EXERCISE TASK: Print every line of the entries below word for word, omitting the pictures.

GIVEN INFORMATION:

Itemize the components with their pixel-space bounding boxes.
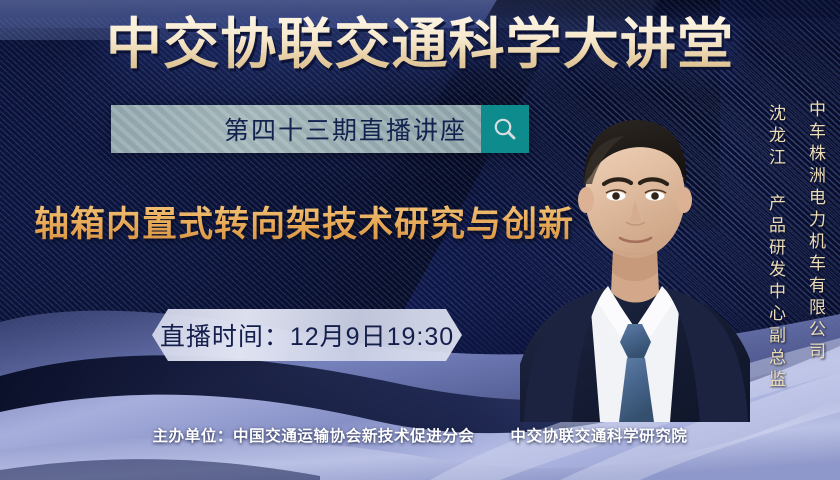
footer: 主办单位：中国交通运输协会新技术促进分会 中交协联交通科学研究院: [0, 424, 840, 446]
footer-organizer: 主办单位：中国交通运输协会新技术促进分会: [153, 428, 475, 445]
speaker-name-role: 沈龙江 产品研发中心副总监: [763, 104, 788, 392]
topic-title: 轴箱内置式转向架技术研究与创新: [34, 196, 574, 247]
session-banner[interactable]: 第四十三期直播讲座: [111, 105, 529, 153]
search-icon: [492, 116, 518, 142]
speaker-company: 中车株洲电力机车有限公司: [803, 100, 828, 364]
footer-institute: 中交协联交通科学研究院: [510, 428, 687, 445]
poster-canvas: 中交协联交通科学大讲堂 第四十三期直播讲座 轴箱内置式转向架技术研究与创新: [0, 0, 840, 480]
broadcast-time-text: 直播时间：12月9日19:30: [160, 317, 454, 353]
speaker-portrait: [520, 92, 750, 422]
session-banner-body: 第四十三期直播讲座: [111, 105, 481, 153]
session-label: 第四十三期直播讲座: [224, 111, 481, 147]
page-title: 中交协联交通科学大讲堂: [0, 14, 840, 74]
broadcast-time-chip: 直播时间：12月9日19:30: [152, 309, 462, 361]
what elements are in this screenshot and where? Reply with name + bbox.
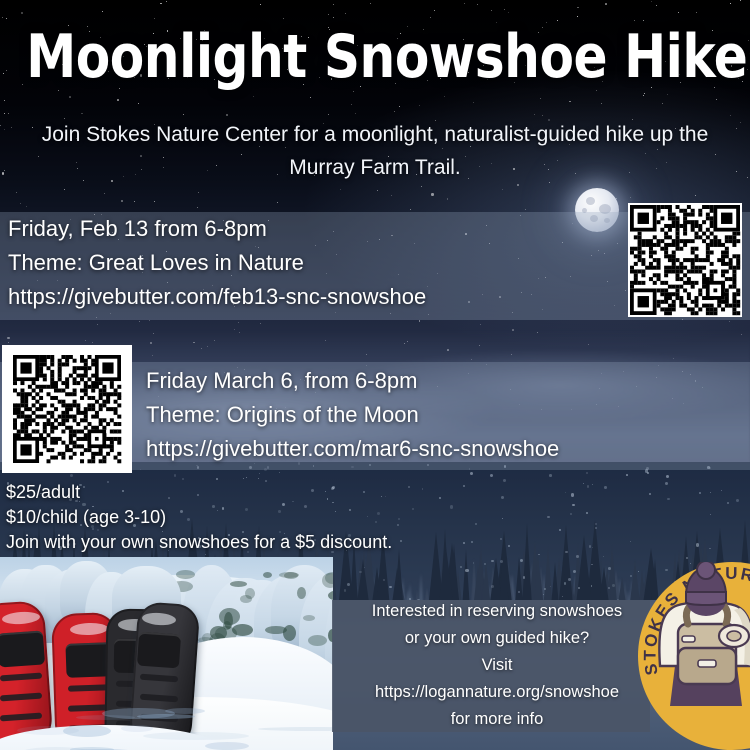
info-line-2: or your own guided hike? (332, 625, 662, 652)
subtitle-line-1: Join Stokes Nature Center for a moonligh… (8, 118, 742, 151)
info-line-3: Visit (332, 652, 662, 679)
event-feb13-url[interactable]: https://givebutter.com/feb13-snc-snowsho… (8, 280, 426, 314)
event-mar6: Friday March 6, from 6-8pm Theme: Origin… (146, 364, 559, 466)
pricing-block: $25/adult $10/child (age 3-10) Join with… (6, 480, 392, 555)
info-line-4[interactable]: https://logannature.org/snowshoe (332, 679, 662, 706)
event-feb13-theme: Theme: Great Loves in Nature (8, 246, 426, 280)
price-child: $10/child (age 3-10) (6, 505, 392, 530)
event-mar6-date: Friday March 6, from 6-8pm (146, 364, 559, 398)
event-mar6-theme: Theme: Origins of the Moon (146, 398, 559, 432)
info-panel: Interested in reserving snowshoes or you… (332, 598, 662, 733)
poster: Moonlight Snowshoe Hikes Join Stokes Nat… (0, 0, 750, 750)
event-feb13-date: Friday, Feb 13 from 6-8pm (8, 212, 426, 246)
price-adult: $25/adult (6, 480, 392, 505)
event-mar6-url[interactable]: https://givebutter.com/mar6-snc-snowshoe (146, 432, 559, 466)
info-line-1: Interested in reserving snowshoes (332, 598, 662, 625)
price-discount: Join with your own snowshoes for a $5 di… (6, 530, 392, 555)
subtitle-line-2: Murray Farm Trail. (8, 151, 742, 184)
snowshoe-photo (0, 557, 333, 750)
event-feb13: Friday, Feb 13 from 6-8pm Theme: Great L… (8, 212, 426, 314)
qr-code-mar6[interactable] (2, 345, 132, 473)
stokes-nature-center-logo: STOKES NATURE CE (638, 562, 750, 750)
qr-code-feb13[interactable] (628, 203, 742, 317)
subtitle: Join Stokes Nature Center for a moonligh… (8, 118, 742, 184)
page-title: Moonlight Snowshoe Hikes (26, 22, 724, 92)
hiker-illustration (638, 562, 750, 706)
info-line-5: for more info (332, 706, 662, 733)
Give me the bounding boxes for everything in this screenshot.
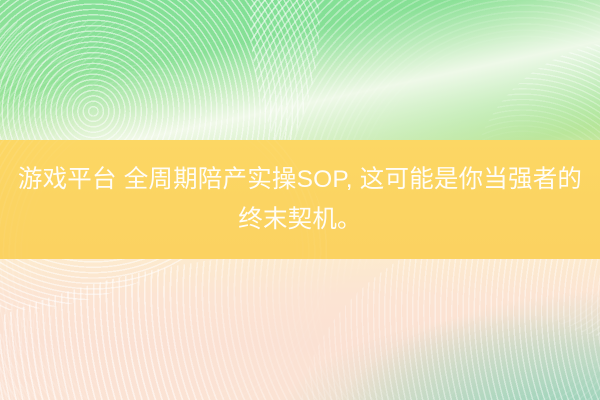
caption-band: 游戏平台 全周期陪产实操SOP, 这可能是你当强者的终末契机。 [0, 140, 600, 259]
banner-caption-text: 游戏平台 全周期陪产实操SOP, 这可能是你当强者的终末契机。 [16, 160, 584, 240]
promo-banner: 游戏平台 全周期陪产实操SOP, 这可能是你当强者的终末契机。 [0, 0, 600, 400]
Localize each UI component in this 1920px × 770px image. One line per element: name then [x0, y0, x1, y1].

COMPLETE RESPONSE:
Itemize the components with their pixel-space bounding boxes.
footer: 主办单位：中国交通运输协会新技术促进分会 中交协联交通科学研究院: [0, 424, 840, 446]
footer-organizer: 主办单位：中国交通运输协会新技术促进分会: [153, 428, 475, 445]
speaker-name-role: 沈龙江 产品研发中心副总监: [763, 104, 788, 392]
topic-title: 轴箱内置式转向架技术研究与创新: [34, 196, 574, 247]
session-banner[interactable]: 第四十三期直播讲座: [111, 105, 529, 153]
search-icon: [492, 116, 518, 142]
speaker-company: 中车株洲电力机车有限公司: [803, 100, 828, 364]
footer-institute: 中交协联交通科学研究院: [510, 428, 687, 445]
poster-canvas: 中交协联交通科学大讲堂 第四十三期直播讲座 轴箱内置式转向架技术研究与创新: [0, 0, 840, 480]
broadcast-time-text: 直播时间：12月9日19:30: [160, 317, 454, 353]
speaker-portrait: [520, 92, 750, 422]
session-banner-body: 第四十三期直播讲座: [111, 105, 481, 153]
session-label: 第四十三期直播讲座: [224, 111, 481, 147]
page-title: 中交协联交通科学大讲堂: [0, 14, 840, 74]
broadcast-time-chip: 直播时间：12月9日19:30: [152, 309, 462, 361]
what elements are in this screenshot and where? Reply with name + bbox.
info-line-2: or your own guided hike? (332, 625, 662, 652)
subtitle-line-1: Join Stokes Nature Center for a moonligh… (8, 118, 742, 151)
info-line-3: Visit (332, 652, 662, 679)
event-feb13-url[interactable]: https://givebutter.com/feb13-snc-snowsho… (8, 280, 426, 314)
event-mar6: Friday March 6, from 6-8pm Theme: Origin… (146, 364, 559, 466)
pricing-block: $25/adult $10/child (age 3-10) Join with… (6, 480, 392, 555)
info-line-4[interactable]: https://logannature.org/snowshoe (332, 679, 662, 706)
event-feb13-theme: Theme: Great Loves in Nature (8, 246, 426, 280)
price-child: $10/child (age 3-10) (6, 505, 392, 530)
event-mar6-date: Friday March 6, from 6-8pm (146, 364, 559, 398)
event-mar6-theme: Theme: Origins of the Moon (146, 398, 559, 432)
info-panel: Interested in reserving snowshoes or you… (332, 598, 662, 733)
poster: Moonlight Snowshoe Hikes Join Stokes Nat… (0, 0, 750, 750)
event-feb13-date: Friday, Feb 13 from 6-8pm (8, 212, 426, 246)
price-adult: $25/adult (6, 480, 392, 505)
event-mar6-url[interactable]: https://givebutter.com/mar6-snc-snowshoe (146, 432, 559, 466)
info-line-1: Interested in reserving snowshoes (332, 598, 662, 625)
price-discount: Join with your own snowshoes for a $5 di… (6, 530, 392, 555)
subtitle-line-2: Murray Farm Trail. (8, 151, 742, 184)
snowshoe-photo (0, 557, 333, 750)
event-feb13: Friday, Feb 13 from 6-8pm Theme: Great L… (8, 212, 426, 314)
qr-code-mar6[interactable] (2, 345, 132, 473)
stokes-nature-center-logo: STOKES NATURE CE (638, 562, 750, 750)
qr-code-feb13[interactable] (628, 203, 742, 317)
subtitle: Join Stokes Nature Center for a moonligh… (8, 118, 742, 184)
page-title: Moonlight Snowshoe Hikes (26, 22, 724, 92)
hiker-illustration (638, 562, 750, 706)
info-line-5: for more info (332, 706, 662, 733)
Give me the bounding boxes for everything in this screenshot.
caption-band: 游戏平台 全周期陪产实操SOP, 这可能是你当强者的终末契机。 [0, 140, 600, 259]
banner-caption-text: 游戏平台 全周期陪产实操SOP, 这可能是你当强者的终末契机。 [16, 160, 584, 240]
promo-banner: 游戏平台 全周期陪产实操SOP, 这可能是你当强者的终末契机。 [0, 0, 600, 400]
Localize each UI component in this 1920px × 770px image. One line per element: name then [x0, y0, x1, y1].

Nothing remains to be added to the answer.